* [Task brief] Which lines below hold the word "this"? Report each one.
###
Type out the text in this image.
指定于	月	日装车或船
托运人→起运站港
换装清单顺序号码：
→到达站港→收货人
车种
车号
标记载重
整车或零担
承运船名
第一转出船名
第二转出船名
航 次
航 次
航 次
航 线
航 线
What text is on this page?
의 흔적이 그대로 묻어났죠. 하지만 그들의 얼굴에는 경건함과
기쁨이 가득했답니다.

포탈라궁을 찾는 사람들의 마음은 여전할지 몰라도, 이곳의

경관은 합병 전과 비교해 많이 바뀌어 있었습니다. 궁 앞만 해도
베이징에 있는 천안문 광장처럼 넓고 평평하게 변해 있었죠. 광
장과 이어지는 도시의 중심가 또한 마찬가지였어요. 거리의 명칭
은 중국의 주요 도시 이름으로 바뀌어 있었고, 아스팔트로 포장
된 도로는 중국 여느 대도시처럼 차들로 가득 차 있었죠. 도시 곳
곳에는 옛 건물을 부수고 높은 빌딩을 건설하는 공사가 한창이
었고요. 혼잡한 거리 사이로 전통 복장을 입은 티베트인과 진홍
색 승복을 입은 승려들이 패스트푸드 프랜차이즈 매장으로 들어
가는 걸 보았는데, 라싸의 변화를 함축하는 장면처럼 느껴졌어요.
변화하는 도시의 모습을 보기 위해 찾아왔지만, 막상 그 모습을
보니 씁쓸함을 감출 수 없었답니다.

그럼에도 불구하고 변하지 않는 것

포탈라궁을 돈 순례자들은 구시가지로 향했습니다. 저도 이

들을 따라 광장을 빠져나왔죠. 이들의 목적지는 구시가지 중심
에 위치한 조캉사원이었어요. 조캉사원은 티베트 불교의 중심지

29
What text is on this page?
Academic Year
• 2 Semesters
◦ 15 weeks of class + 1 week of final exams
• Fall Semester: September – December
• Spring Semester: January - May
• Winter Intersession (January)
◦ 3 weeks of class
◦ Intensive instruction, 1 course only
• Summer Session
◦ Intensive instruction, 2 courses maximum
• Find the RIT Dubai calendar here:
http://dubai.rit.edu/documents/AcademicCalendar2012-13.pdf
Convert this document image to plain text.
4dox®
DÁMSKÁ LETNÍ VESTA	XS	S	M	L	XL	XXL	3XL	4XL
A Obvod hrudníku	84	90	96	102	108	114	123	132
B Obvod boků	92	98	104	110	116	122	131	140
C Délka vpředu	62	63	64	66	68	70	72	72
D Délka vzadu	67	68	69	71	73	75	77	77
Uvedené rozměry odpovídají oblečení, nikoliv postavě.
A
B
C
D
###
* [The result]
Type out the text in this image.
What text is on this page?
What text is on this page?
Convert this document image to plain text.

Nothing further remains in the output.